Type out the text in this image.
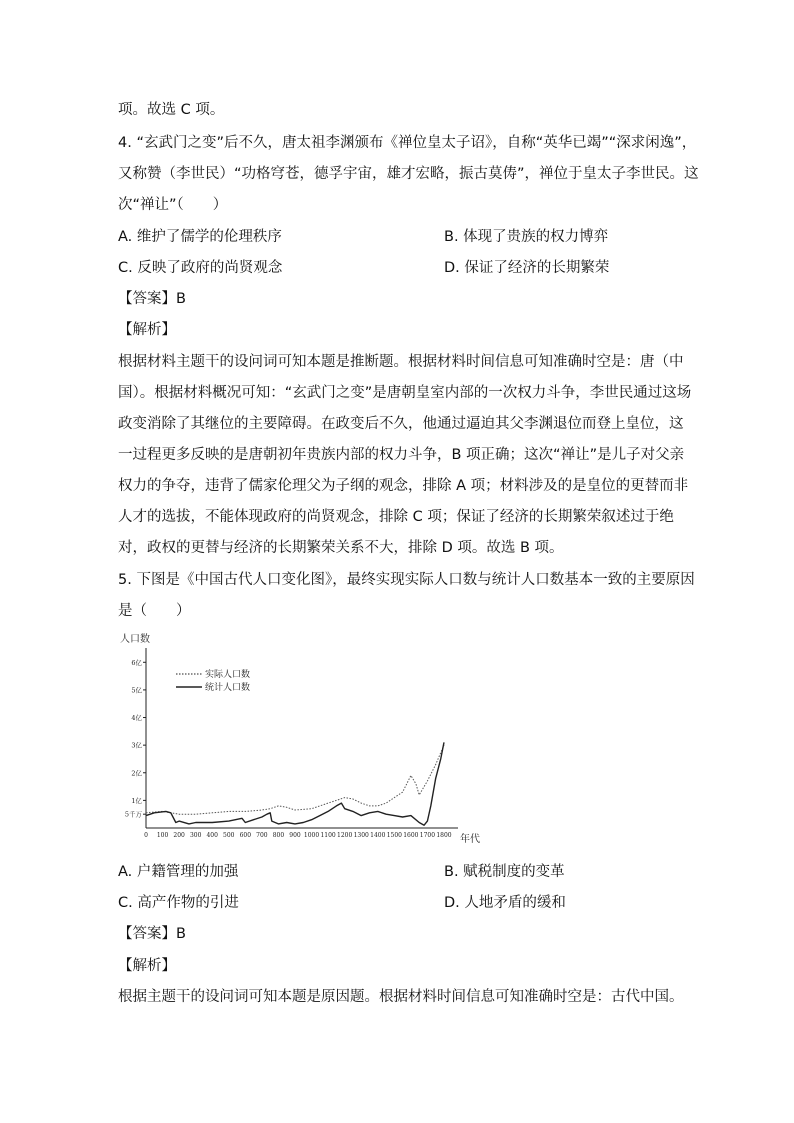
项。故选 C 项。
4. “玄武门之变”后不久，唐太祖李渊颁布《禅位皇太子诏》，自称“英华已竭”“深求闲逸”，
又称赞（李世民）“功格穹苍，德孚宇宙，雄才宏略，振古莫俦”，禅位于皇太子李世民。这
次“禅让”（　　）
A. 维护了儒学的伦理秩序	B. 体现了贵族的权力博弈
C. 反映了政府的尚贤观念	D. 保证了经济的长期繁荣
【答案】B
【解析】
根据材料主题干的设问词可知本题是推断题。根据材料时间信息可知准确时空是：唐（中
国）。根据材料概况可知：“玄武门之变”是唐朝皇室内部的一次权力斗争，李世民通过这场
政变消除了其继位的主要障碍。在政变后不久，他通过逼迫其父李渊退位而登上皇位，这
一过程更多反映的是唐朝初年贵族内部的权力斗争，B 项正确；这次“禅让”是儿子对父亲
权力的争夺，违背了儒家伦理父为子纲的观念，排除 A 项；材料涉及的是皇位的更替而非
人才的选拔，不能体现政府的尚贤观念，排除 C 项；保证了经济的长期繁荣叙述过于绝
对，政权的更替与经济的长期繁荣关系不大，排除 D 项。故选 B 项。
5. 下图是《中国古代人口变化图》，最终实现实际人口数与统计人口数基本一致的主要原因
是（　　）
人口数
年代
5千万
1亿
2亿
3亿
4亿
5亿
6亿
0 100 200 300 400 500 600 700 800 900 1000 1100 1200 1300 1400 1500 1600 1700 1800
实际人口数
统计人口数
A. 户籍管理的加强	B. 赋税制度的变革
C. 高产作物的引进	D. 人地矛盾的缓和
【答案】B
【解析】
根据主题干的设问词可知本题是原因题。根据材料时间信息可知准确时空是：古代中国。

GOAL:
Transcribe the records verbatim and omit the images.

TASK RESULT:
Type out the text in this image.
项。故选 C 项。
4. “玄武门之变”后不久，唐太祖李渊颁布《禅位皇太子诏》，自称“英华已竭”“深求闲逸”，
又称赞（李世民）“功格穹苍，德孚宇宙，雄才宏略，振古莫俦”，禅位于皇太子李世民。这
次“禅让”（　　）
A. 维护了儒学的伦理秩序	B. 体现了贵族的权力博弈
C. 反映了政府的尚贤观念	D. 保证了经济的长期繁荣
【答案】B
【解析】
根据材料主题干的设问词可知本题是推断题。根据材料时间信息可知准确时空是：唐（中
国）。根据材料概况可知：“玄武门之变”是唐朝皇室内部的一次权力斗争，李世民通过这场
政变消除了其继位的主要障碍。在政变后不久，他通过逼迫其父李渊退位而登上皇位，这
一过程更多反映的是唐朝初年贵族内部的权力斗争，B 项正确；这次“禅让”是儿子对父亲
权力的争夺，违背了儒家伦理父为子纲的观念，排除 A 项；材料涉及的是皇位的更替而非
人才的选拔，不能体现政府的尚贤观念，排除 C 项；保证了经济的长期繁荣叙述过于绝
对，政权的更替与经济的长期繁荣关系不大，排除 D 项。故选 B 项。
5. 下图是《中国古代人口变化图》，最终实现实际人口数与统计人口数基本一致的主要原因
是（　　）
人口数
年代
5千万
1亿
2亿
3亿
4亿
5亿
6亿
0 100 200 300 400 500 600 700 800 900 1000 1100 1200 1300 1400 1500 1600 1700 1800
实际人口数
统计人口数
A. 户籍管理的加强	B. 赋税制度的变革
C. 高产作物的引进	D. 人地矛盾的缓和
【答案】B
【解析】
根据主题干的设问词可知本题是原因题。根据材料时间信息可知准确时空是：古代中国。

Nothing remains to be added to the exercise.